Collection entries
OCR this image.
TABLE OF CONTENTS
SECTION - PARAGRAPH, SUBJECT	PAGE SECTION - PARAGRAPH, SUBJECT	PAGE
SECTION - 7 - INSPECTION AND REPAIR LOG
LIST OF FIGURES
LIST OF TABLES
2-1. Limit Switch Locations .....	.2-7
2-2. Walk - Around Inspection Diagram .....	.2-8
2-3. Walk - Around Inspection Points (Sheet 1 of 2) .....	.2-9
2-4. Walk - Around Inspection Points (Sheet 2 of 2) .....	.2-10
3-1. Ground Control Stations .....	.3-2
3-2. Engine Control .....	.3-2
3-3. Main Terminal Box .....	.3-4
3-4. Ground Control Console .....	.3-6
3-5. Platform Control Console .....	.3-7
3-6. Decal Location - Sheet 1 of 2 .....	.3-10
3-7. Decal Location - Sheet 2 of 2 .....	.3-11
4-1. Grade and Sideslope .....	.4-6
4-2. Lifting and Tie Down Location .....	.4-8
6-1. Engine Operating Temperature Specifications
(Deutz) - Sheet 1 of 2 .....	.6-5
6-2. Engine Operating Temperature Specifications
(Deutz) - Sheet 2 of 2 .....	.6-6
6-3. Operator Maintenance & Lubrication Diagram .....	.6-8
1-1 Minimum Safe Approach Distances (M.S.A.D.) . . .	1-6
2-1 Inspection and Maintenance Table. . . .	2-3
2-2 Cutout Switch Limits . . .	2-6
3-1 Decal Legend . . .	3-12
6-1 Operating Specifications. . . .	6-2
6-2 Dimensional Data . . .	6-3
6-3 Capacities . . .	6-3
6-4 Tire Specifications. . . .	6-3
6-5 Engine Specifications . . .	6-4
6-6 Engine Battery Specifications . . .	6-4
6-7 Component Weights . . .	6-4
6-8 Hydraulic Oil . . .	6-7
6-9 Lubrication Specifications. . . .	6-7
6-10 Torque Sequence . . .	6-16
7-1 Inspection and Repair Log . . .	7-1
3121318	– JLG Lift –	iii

--- Directions for this task ---
Restate the listing in full, word for word.

--- Task result ---
OCR this image.
TABLE OF CONTENTS
SECTION - PARAGRAPH, SUBJECT	PAGE SECTION - PARAGRAPH, SUBJECT	PAGE
SECTION - 7 - INSPECTION AND REPAIR LOG
LIST OF FIGURES
LIST OF TABLES
2-1. Limit Switch Locations .....	.2-7
2-2. Walk - Around Inspection Diagram .....	.2-8
2-3. Walk - Around Inspection Points (Sheet 1 of 2) .....	.2-9
2-4. Walk - Around Inspection Points (Sheet 2 of 2) .....	.2-10
3-1. Ground Control Stations .....	.3-2
3-2. Engine Control .....	.3-2
3-3. Main Terminal Box .....	.3-4
3-4. Ground Control Console .....	.3-6
3-5. Platform Control Console .....	.3-7
3-6. Decal Location - Sheet 1 of 2 .....	.3-10
3-7. Decal Location - Sheet 2 of 2 .....	.3-11
4-1. Grade and Sideslope .....	.4-6
4-2. Lifting and Tie Down Location .....	.4-8
6-1. Engine Operating Temperature Specifications
(Deutz) - Sheet 1 of 2 .....	.6-5
6-2. Engine Operating Temperature Specifications
(Deutz) - Sheet 2 of 2 .....	.6-6
6-3. Operator Maintenance & Lubrication Diagram .....	.6-8
1-1 Minimum Safe Approach Distances (M.S.A.D.) . . .	1-6
2-1 Inspection and Maintenance Table. . . .	2-3
2-2 Cutout Switch Limits . . .	2-6
3-1 Decal Legend . . .	3-12
6-1 Operating Specifications. . . .	6-2
6-2 Dimensional Data . . .	6-3
6-3 Capacities . . .	6-3
6-4 Tire Specifications. . . .	6-3
6-5 Engine Specifications . . .	6-4
6-6 Engine Battery Specifications . . .	6-4
6-7 Component Weights . . .	6-4
6-8 Hydraulic Oil . . .	6-7
6-9 Lubrication Specifications. . . .	6-7
6-10 Torque Sequence . . .	6-16
7-1 Inspection and Repair Log . . .	7-1
3121318	– JLG Lift –	iii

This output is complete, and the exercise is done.